Entries from a dataset

───

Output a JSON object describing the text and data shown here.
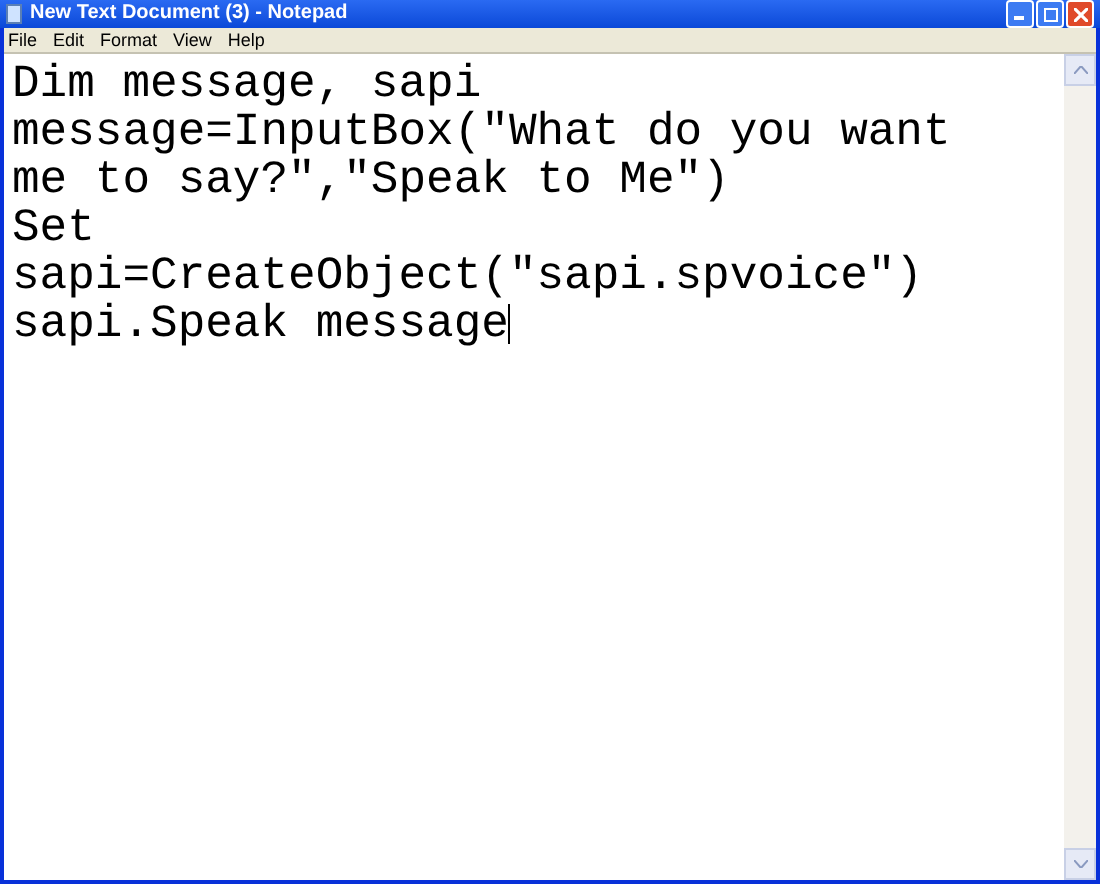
{
  "window": {
    "title": "New Text Document (3) - Notepad"
  },
  "menu": [
    "File",
    "Edit",
    "Format",
    "View",
    "Help"
  ],
  "editor": {
    "lines": [
      "Dim message, sapi",
      "message=InputBox(\"What do you want",
      "me to say?\",\"Speak to Me\")",
      "Set",
      "sapi=CreateObject(\"sapi.spvoice\")",
      "sapi.Speak message"
    ]
  }
}
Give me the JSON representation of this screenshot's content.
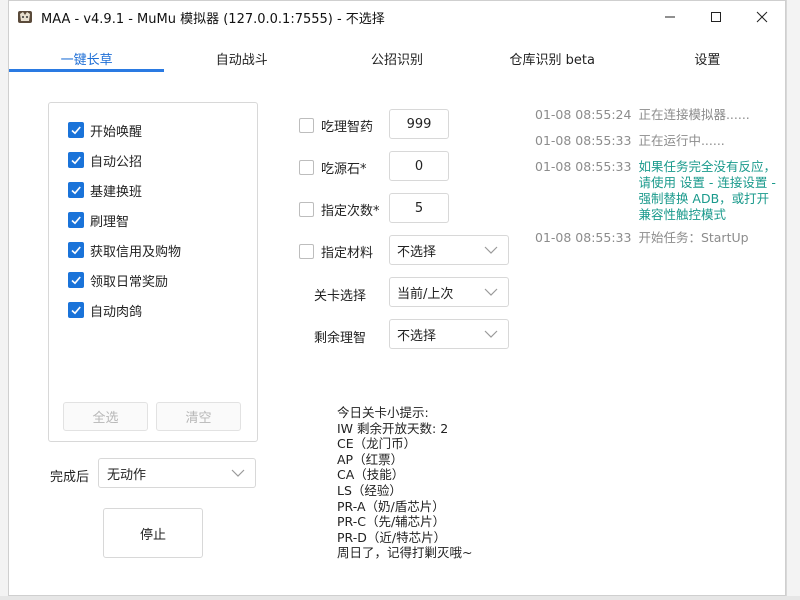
{
  "window": {
    "title": "MAA - v4.9.1 - MuMu 模拟器 (127.0.0.1:7555) - 不选择",
    "icon": "maa-app-icon"
  },
  "tabs": [
    {
      "label": "一键长草",
      "active": true
    },
    {
      "label": "自动战斗"
    },
    {
      "label": "公招识别"
    },
    {
      "label": "仓库识别 beta"
    },
    {
      "label": "设置"
    }
  ],
  "tasks": [
    {
      "label": "开始唤醒",
      "checked": true
    },
    {
      "label": "自动公招",
      "checked": true
    },
    {
      "label": "基建换班",
      "checked": true
    },
    {
      "label": "刷理智",
      "checked": true
    },
    {
      "label": "获取信用及购物",
      "checked": true
    },
    {
      "label": "领取日常奖励",
      "checked": true
    },
    {
      "label": "自动肉鸽",
      "checked": true
    }
  ],
  "task_buttons": {
    "select_all": "全选",
    "clear": "清空"
  },
  "finish": {
    "label": "完成后",
    "value": "无动作"
  },
  "stop_button": "停止",
  "options": {
    "medicine": {
      "label": "吃理智药",
      "value": "999"
    },
    "stone": {
      "label": "吃源石*",
      "value": "0"
    },
    "times": {
      "label": "指定次数*",
      "value": "5"
    },
    "material": {
      "label": "指定材料",
      "value": "不选择"
    },
    "stage": {
      "label": "关卡选择",
      "value": "当前/上次"
    },
    "remaining": {
      "label": "剩余理智",
      "value": "不选择"
    }
  },
  "tips": "今日关卡小提示:\nIW 剩余开放天数: 2\nCE（龙门币）\nAP（红票）\nCA（技能）\nLS（经验）\nPR-A（奶/盾芯片）\nPR-C（先/辅芯片）\nPR-D（近/特芯片）\n周日了，记得打剿灭哦~",
  "log": [
    {
      "time": "01-08  08:55:24",
      "message": "正在连接模拟器......"
    },
    {
      "time": "01-08  08:55:33",
      "message": "正在运行中......"
    },
    {
      "time": "01-08  08:55:33",
      "message": "如果任务完全没有反应，请使用 设置 - 连接设置 - 强制替换 ADB，或打开兼容性触控模式",
      "warn": true
    },
    {
      "time": "01-08  08:55:33",
      "message": "开始任务：StartUp"
    }
  ],
  "colors": {
    "accent": "#2a7ae2",
    "warn": "#1a9a8c",
    "muted": "#8c8c8c"
  }
}
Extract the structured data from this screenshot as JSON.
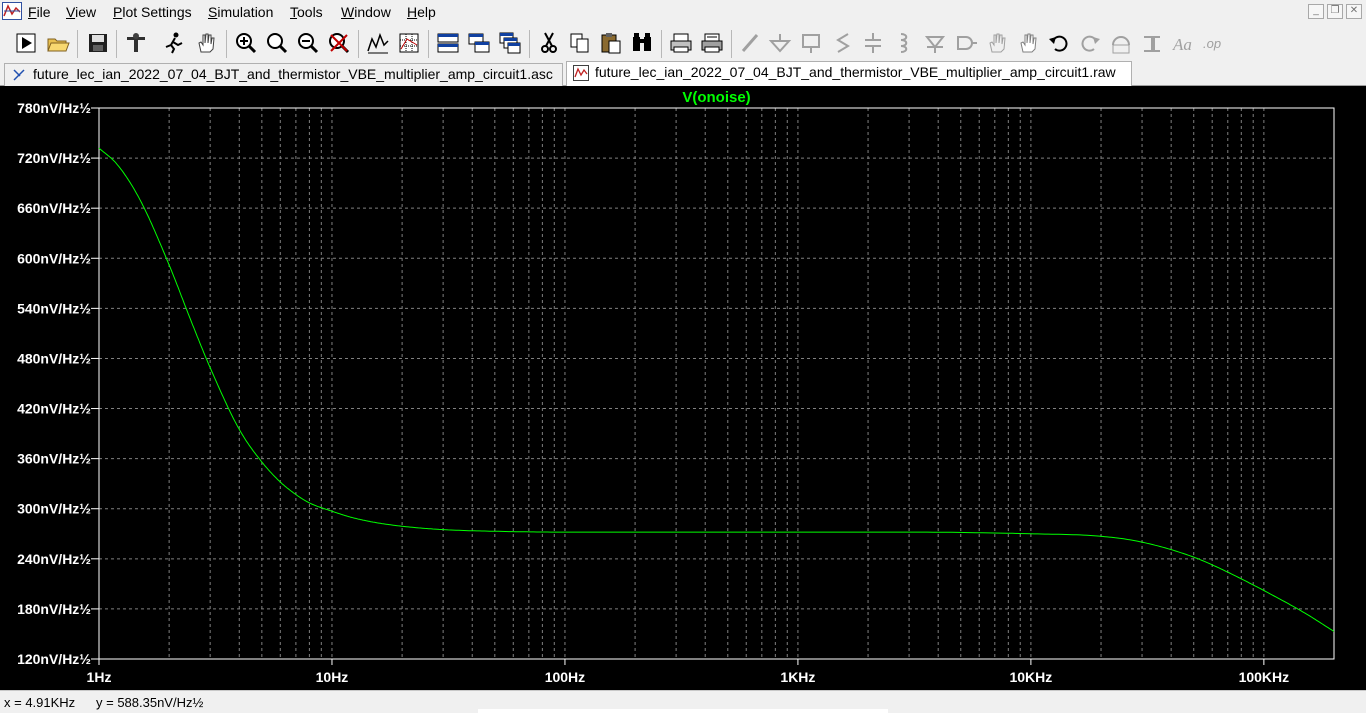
{
  "menu": [
    "File",
    "View",
    "Plot Settings",
    "Simulation",
    "Tools",
    "Window",
    "Help"
  ],
  "window_controls": {
    "minimize": "_",
    "restore": "❐",
    "close": "✕"
  },
  "toolbar_icons": [
    "run-icon",
    "open-icon",
    "save-icon",
    "control-panel-icon",
    "run-sim-icon",
    "pan-icon",
    "zoom-in-icon",
    "zoom-area-icon",
    "zoom-out-icon",
    "zoom-cancel-icon",
    "autorange-icon",
    "grid-icon",
    "tile-horizontal-icon",
    "tile-vertical-icon",
    "cascade-icon",
    "cut-icon",
    "copy-icon",
    "paste-icon",
    "find-icon",
    "print-preview-icon",
    "print-icon",
    "wire-icon",
    "ground-icon",
    "label-icon",
    "resistor-icon",
    "capacitor-icon",
    "inductor-icon",
    "diode-icon",
    "component-icon",
    "move-icon",
    "drag-icon",
    "undo-icon",
    "redo-icon",
    "rotate-icon",
    "mirror-icon",
    "text-icon",
    "spice-directive-icon"
  ],
  "tabs": [
    {
      "label": "future_lec_ian_2022_07_04_BJT_and_thermistor_VBE_multiplier_amp_circuit1.asc",
      "icon": "schematic-icon",
      "active": false
    },
    {
      "label": "future_lec_ian_2022_07_04_BJT_and_thermistor_VBE_multiplier_amp_circuit1.raw",
      "icon": "waveform-icon",
      "active": true
    }
  ],
  "chart_data": {
    "type": "line",
    "title": "V(onoise)",
    "x_scale": "log",
    "xlim": [
      1,
      200000
    ],
    "ylim": [
      120,
      780
    ],
    "x_ticks": [
      {
        "value": 1,
        "label": "1Hz"
      },
      {
        "value": 10,
        "label": "10Hz"
      },
      {
        "value": 100,
        "label": "100Hz"
      },
      {
        "value": 1000,
        "label": "1KHz"
      },
      {
        "value": 10000,
        "label": "10KHz"
      },
      {
        "value": 100000,
        "label": "100KHz"
      }
    ],
    "y_ticks": [
      {
        "value": 780,
        "label": "780nV/Hz½"
      },
      {
        "value": 720,
        "label": "720nV/Hz½"
      },
      {
        "value": 660,
        "label": "660nV/Hz½"
      },
      {
        "value": 600,
        "label": "600nV/Hz½"
      },
      {
        "value": 540,
        "label": "540nV/Hz½"
      },
      {
        "value": 480,
        "label": "480nV/Hz½"
      },
      {
        "value": 420,
        "label": "420nV/Hz½"
      },
      {
        "value": 360,
        "label": "360nV/Hz½"
      },
      {
        "value": 300,
        "label": "300nV/Hz½"
      },
      {
        "value": 240,
        "label": "240nV/Hz½"
      },
      {
        "value": 180,
        "label": "180nV/Hz½"
      },
      {
        "value": 120,
        "label": "120nV/Hz½"
      }
    ],
    "grid": true,
    "colors": {
      "background": "#000000",
      "trace": "#00ff00",
      "grid": "#808080",
      "axis": "#ffffff",
      "title": "#00ff00"
    },
    "series": [
      {
        "name": "V(onoise)",
        "x": [
          1,
          1.2,
          1.5,
          2,
          2.5,
          3,
          4,
          5,
          6,
          7,
          8,
          10,
          12,
          15,
          20,
          30,
          50,
          100,
          300,
          1000,
          3000,
          10000,
          20000,
          30000,
          50000,
          70000,
          100000,
          150000,
          200000
        ],
        "y": [
          732,
          712,
          670,
          592,
          523,
          469,
          395,
          356,
          332,
          317,
          307,
          297,
          290,
          284,
          279,
          275,
          273,
          272,
          272,
          272,
          272,
          270,
          267,
          260,
          242,
          224,
          202,
          175,
          153
        ]
      }
    ]
  },
  "status": {
    "x": "x = 4.91KHz",
    "y": "y = 588.35nV/Hz½"
  }
}
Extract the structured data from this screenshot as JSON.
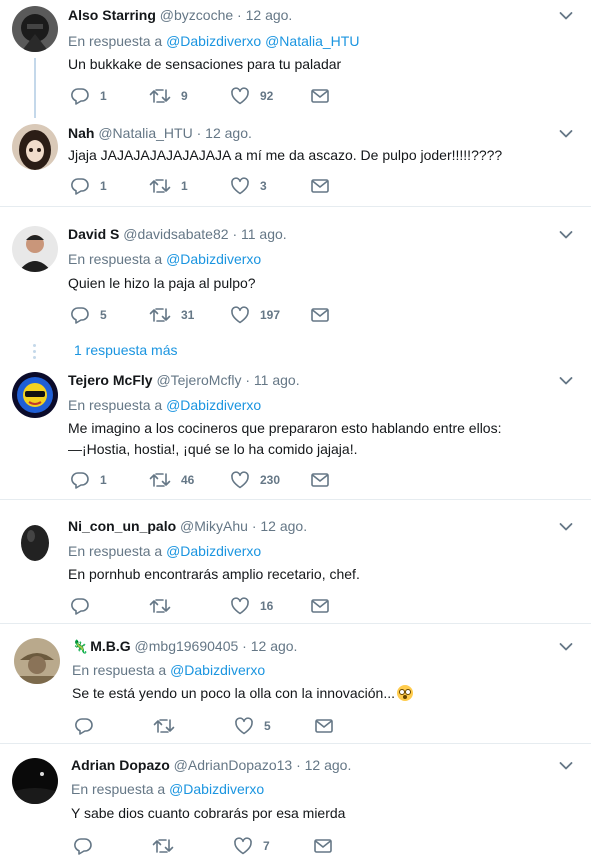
{
  "reply_prefix": "En respuesta a",
  "tweets": [
    {
      "name": "Also Starring",
      "handle": "@byzcoche",
      "time": "12 ago.",
      "reply_to": [
        "@Dabizdiverxo",
        "@Natalia_HTU"
      ],
      "text": "Un bukkake de sensaciones para tu paladar",
      "replies": "1",
      "retweets": "9",
      "likes": "92"
    },
    {
      "name": "Nah",
      "handle": "@Natalia_HTU",
      "time": "12 ago.",
      "text": "Jjaja JAJAJAJAJAJAJAJA a mí me da ascazo. De pulpo joder!!!!!????",
      "replies": "1",
      "retweets": "1",
      "likes": "3"
    },
    {
      "name": "David S",
      "handle": "@davidsabate82",
      "time": "11 ago.",
      "reply_to": [
        "@Dabizdiverxo"
      ],
      "text": "Quien le hizo la paja al pulpo?",
      "replies": "5",
      "retweets": "31",
      "likes": "197",
      "more_replies": "1 respuesta más"
    },
    {
      "name": "Tejero McFly",
      "handle": "@TejeroMcfly",
      "time": "11 ago.",
      "reply_to": [
        "@Dabizdiverxo"
      ],
      "text_line1": "Me imagino a los cocineros que prepararon esto hablando entre ellos:",
      "text_line2": "—¡Hostia, hostia!, ¡qué se lo ha comido jajaja!.",
      "replies": "1",
      "retweets": "46",
      "likes": "230"
    },
    {
      "name": "Ni_con_un_palo",
      "handle": "@MikyAhu",
      "time": "12 ago.",
      "reply_to": [
        "@Dabizdiverxo"
      ],
      "text": "En pornhub encontrarás amplio recetario, chef.",
      "replies": "",
      "retweets": "",
      "likes": "16"
    },
    {
      "name": "M.B.G",
      "handle": "@mbg19690405",
      "time": "12 ago.",
      "reply_to": [
        "@Dabizdiverxo"
      ],
      "text": "Se te está yendo un poco la olla con la innovación...",
      "emoji": "flushed-face",
      "replies": "",
      "retweets": "",
      "likes": "5"
    },
    {
      "name": "Adrian Dopazo",
      "handle": "@AdrianDopazo13",
      "time": "12 ago.",
      "reply_to": [
        "@Dabizdiverxo"
      ],
      "text": "Y sabe dios cuanto cobrarás por esa mierda",
      "replies": "",
      "retweets": "",
      "likes": "7"
    }
  ],
  "colors": {
    "link": "#1b95e0",
    "muted": "#657786",
    "thread_line": "#c4d8ea",
    "separator": "#e6ecf0"
  }
}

───

* _Exercise description_
Go through the material and copy out every line with "likes" in it.

* _Answer to the task_
      "likes": "92"
      "likes": "3"
      "likes": "197",
      "likes": "230"
      "likes": "16"
      "likes": "5"
      "likes": "7"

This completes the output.